[Dataset listings of figures]
* * *
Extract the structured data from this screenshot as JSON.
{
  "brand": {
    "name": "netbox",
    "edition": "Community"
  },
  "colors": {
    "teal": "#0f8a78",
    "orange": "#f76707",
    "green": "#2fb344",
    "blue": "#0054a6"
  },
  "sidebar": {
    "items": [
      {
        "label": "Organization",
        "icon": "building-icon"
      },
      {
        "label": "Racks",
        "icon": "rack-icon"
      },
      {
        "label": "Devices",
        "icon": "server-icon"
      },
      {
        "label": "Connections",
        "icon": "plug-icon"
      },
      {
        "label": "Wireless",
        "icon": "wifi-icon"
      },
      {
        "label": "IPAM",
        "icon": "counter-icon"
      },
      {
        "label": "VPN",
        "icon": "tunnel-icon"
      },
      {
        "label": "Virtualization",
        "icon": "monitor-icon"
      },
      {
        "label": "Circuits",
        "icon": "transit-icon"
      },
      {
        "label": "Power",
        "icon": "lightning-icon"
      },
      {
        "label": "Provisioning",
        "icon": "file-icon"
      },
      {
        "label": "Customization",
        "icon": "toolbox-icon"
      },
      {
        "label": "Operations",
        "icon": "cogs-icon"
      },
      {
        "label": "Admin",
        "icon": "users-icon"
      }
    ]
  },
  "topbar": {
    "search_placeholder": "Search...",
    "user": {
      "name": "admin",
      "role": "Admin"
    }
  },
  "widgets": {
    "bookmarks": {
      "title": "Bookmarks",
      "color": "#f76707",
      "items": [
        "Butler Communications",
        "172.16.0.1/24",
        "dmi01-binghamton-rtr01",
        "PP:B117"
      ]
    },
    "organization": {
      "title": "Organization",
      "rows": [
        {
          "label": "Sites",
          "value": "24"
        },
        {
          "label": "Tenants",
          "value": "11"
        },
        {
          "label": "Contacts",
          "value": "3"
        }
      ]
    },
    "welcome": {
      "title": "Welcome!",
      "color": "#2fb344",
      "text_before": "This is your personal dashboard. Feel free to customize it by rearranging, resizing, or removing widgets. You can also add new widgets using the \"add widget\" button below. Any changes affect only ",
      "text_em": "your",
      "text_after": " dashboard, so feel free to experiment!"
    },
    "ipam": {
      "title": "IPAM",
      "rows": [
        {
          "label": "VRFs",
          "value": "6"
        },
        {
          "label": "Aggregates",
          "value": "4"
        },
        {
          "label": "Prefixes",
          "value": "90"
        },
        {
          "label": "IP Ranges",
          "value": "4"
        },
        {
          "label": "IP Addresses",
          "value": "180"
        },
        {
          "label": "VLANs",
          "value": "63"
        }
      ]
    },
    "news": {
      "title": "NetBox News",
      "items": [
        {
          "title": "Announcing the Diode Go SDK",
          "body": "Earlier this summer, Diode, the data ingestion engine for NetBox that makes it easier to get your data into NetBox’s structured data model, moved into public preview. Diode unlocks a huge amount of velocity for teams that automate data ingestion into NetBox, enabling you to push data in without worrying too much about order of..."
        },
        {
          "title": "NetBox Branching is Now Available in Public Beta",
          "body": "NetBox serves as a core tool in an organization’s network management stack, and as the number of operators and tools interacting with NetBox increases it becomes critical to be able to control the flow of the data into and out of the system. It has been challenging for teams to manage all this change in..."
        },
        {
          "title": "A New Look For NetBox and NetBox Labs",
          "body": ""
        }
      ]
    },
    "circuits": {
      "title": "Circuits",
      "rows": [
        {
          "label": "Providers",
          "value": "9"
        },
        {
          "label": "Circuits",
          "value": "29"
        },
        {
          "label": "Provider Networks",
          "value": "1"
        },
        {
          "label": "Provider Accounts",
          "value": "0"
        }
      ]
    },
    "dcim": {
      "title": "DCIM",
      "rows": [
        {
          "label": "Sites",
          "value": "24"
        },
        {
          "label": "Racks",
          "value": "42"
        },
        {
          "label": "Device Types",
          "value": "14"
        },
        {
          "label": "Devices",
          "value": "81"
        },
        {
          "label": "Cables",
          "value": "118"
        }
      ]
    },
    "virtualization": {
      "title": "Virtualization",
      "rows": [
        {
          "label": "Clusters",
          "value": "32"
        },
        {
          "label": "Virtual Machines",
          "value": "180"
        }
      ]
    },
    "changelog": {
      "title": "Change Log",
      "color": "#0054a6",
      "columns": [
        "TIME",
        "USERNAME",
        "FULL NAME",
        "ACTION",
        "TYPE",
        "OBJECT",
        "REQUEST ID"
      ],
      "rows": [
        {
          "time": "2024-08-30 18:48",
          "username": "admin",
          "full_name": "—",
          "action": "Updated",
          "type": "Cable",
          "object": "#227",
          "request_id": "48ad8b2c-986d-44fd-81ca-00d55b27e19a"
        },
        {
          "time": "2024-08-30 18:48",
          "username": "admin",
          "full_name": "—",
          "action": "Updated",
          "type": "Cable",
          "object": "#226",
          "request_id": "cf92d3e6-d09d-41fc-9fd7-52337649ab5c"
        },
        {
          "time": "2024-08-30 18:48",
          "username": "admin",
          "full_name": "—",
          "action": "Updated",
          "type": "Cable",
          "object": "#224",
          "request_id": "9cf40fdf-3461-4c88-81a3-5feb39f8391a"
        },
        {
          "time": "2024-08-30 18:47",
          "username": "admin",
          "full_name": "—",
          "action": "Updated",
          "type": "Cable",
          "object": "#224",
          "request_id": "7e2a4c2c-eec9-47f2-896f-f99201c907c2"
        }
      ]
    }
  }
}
* * *
OBJECTIVE: Each entry above is to be printed again exactly.

THE REPLY:
Extract the structured data from this screenshot as JSON.
{
  "brand": {
    "name": "netbox",
    "edition": "Community"
  },
  "colors": {
    "teal": "#0f8a78",
    "orange": "#f76707",
    "green": "#2fb344",
    "blue": "#0054a6"
  },
  "sidebar": {
    "items": [
      {
        "label": "Organization",
        "icon": "building-icon"
      },
      {
        "label": "Racks",
        "icon": "rack-icon"
      },
      {
        "label": "Devices",
        "icon": "server-icon"
      },
      {
        "label": "Connections",
        "icon": "plug-icon"
      },
      {
        "label": "Wireless",
        "icon": "wifi-icon"
      },
      {
        "label": "IPAM",
        "icon": "counter-icon"
      },
      {
        "label": "VPN",
        "icon": "tunnel-icon"
      },
      {
        "label": "Virtualization",
        "icon": "monitor-icon"
      },
      {
        "label": "Circuits",
        "icon": "transit-icon"
      },
      {
        "label": "Power",
        "icon": "lightning-icon"
      },
      {
        "label": "Provisioning",
        "icon": "file-icon"
      },
      {
        "label": "Customization",
        "icon": "toolbox-icon"
      },
      {
        "label": "Operations",
        "icon": "cogs-icon"
      },
      {
        "label": "Admin",
        "icon": "users-icon"
      }
    ]
  },
  "topbar": {
    "search_placeholder": "Search...",
    "user": {
      "name": "admin",
      "role": "Admin"
    }
  },
  "widgets": {
    "bookmarks": {
      "title": "Bookmarks",
      "color": "#f76707",
      "items": [
        "Butler Communications",
        "172.16.0.1/24",
        "dmi01-binghamton-rtr01",
        "PP:B117"
      ]
    },
    "organization": {
      "title": "Organization",
      "rows": [
        {
          "label": "Sites",
          "value": "24"
        },
        {
          "label": "Tenants",
          "value": "11"
        },
        {
          "label": "Contacts",
          "value": "3"
        }
      ]
    },
    "welcome": {
      "title": "Welcome!",
      "color": "#2fb344",
      "text_before": "This is your personal dashboard. Feel free to customize it by rearranging, resizing, or removing widgets. You can also add new widgets using the \"add widget\" button below. Any changes affect only ",
      "text_em": "your",
      "text_after": " dashboard, so feel free to experiment!"
    },
    "ipam": {
      "title": "IPAM",
      "rows": [
        {
          "label": "VRFs",
          "value": "6"
        },
        {
          "label": "Aggregates",
          "value": "4"
        },
        {
          "label": "Prefixes",
          "value": "90"
        },
        {
          "label": "IP Ranges",
          "value": "4"
        },
        {
          "label": "IP Addresses",
          "value": "180"
        },
        {
          "label": "VLANs",
          "value": "63"
        }
      ]
    },
    "news": {
      "title": "NetBox News",
      "items": [
        {
          "title": "Announcing the Diode Go SDK",
          "body": "Earlier this summer, Diode, the data ingestion engine for NetBox that makes it easier to get your data into NetBox’s structured data model, moved into public preview. Diode unlocks a huge amount of velocity for teams that automate data ingestion into NetBox, enabling you to push data in without worrying too much about order of..."
        },
        {
          "title": "NetBox Branching is Now Available in Public Beta",
          "body": "NetBox serves as a core tool in an organization’s network management stack, and as the number of operators and tools interacting with NetBox increases it becomes critical to be able to control the flow of the data into and out of the system. It has been challenging for teams to manage all this change in..."
        },
        {
          "title": "A New Look For NetBox and NetBox Labs",
          "body": ""
        }
      ]
    },
    "circuits": {
      "title": "Circuits",
      "rows": [
        {
          "label": "Providers",
          "value": "9"
        },
        {
          "label": "Circuits",
          "value": "29"
        },
        {
          "label": "Provider Networks",
          "value": "1"
        },
        {
          "label": "Provider Accounts",
          "value": "0"
        }
      ]
    },
    "dcim": {
      "title": "DCIM",
      "rows": [
        {
          "label": "Sites",
          "value": "24"
        },
        {
          "label": "Racks",
          "value": "42"
        },
        {
          "label": "Device Types",
          "value": "14"
        },
        {
          "label": "Devices",
          "value": "81"
        },
        {
          "label": "Cables",
          "value": "118"
        }
      ]
    },
    "virtualization": {
      "title": "Virtualization",
      "rows": [
        {
          "label": "Clusters",
          "value": "32"
        },
        {
          "label": "Virtual Machines",
          "value": "180"
        }
      ]
    },
    "changelog": {
      "title": "Change Log",
      "color": "#0054a6",
      "columns": [
        "TIME",
        "USERNAME",
        "FULL NAME",
        "ACTION",
        "TYPE",
        "OBJECT",
        "REQUEST ID"
      ],
      "rows": [
        {
          "time": "2024-08-30 18:48",
          "username": "admin",
          "full_name": "—",
          "action": "Updated",
          "type": "Cable",
          "object": "#227",
          "request_id": "48ad8b2c-986d-44fd-81ca-00d55b27e19a"
        },
        {
          "time": "2024-08-30 18:48",
          "username": "admin",
          "full_name": "—",
          "action": "Updated",
          "type": "Cable",
          "object": "#226",
          "request_id": "cf92d3e6-d09d-41fc-9fd7-52337649ab5c"
        },
        {
          "time": "2024-08-30 18:48",
          "username": "admin",
          "full_name": "—",
          "action": "Updated",
          "type": "Cable",
          "object": "#224",
          "request_id": "9cf40fdf-3461-4c88-81a3-5feb39f8391a"
        },
        {
          "time": "2024-08-30 18:47",
          "username": "admin",
          "full_name": "—",
          "action": "Updated",
          "type": "Cable",
          "object": "#224",
          "request_id": "7e2a4c2c-eec9-47f2-896f-f99201c907c2"
        }
      ]
    }
  }
}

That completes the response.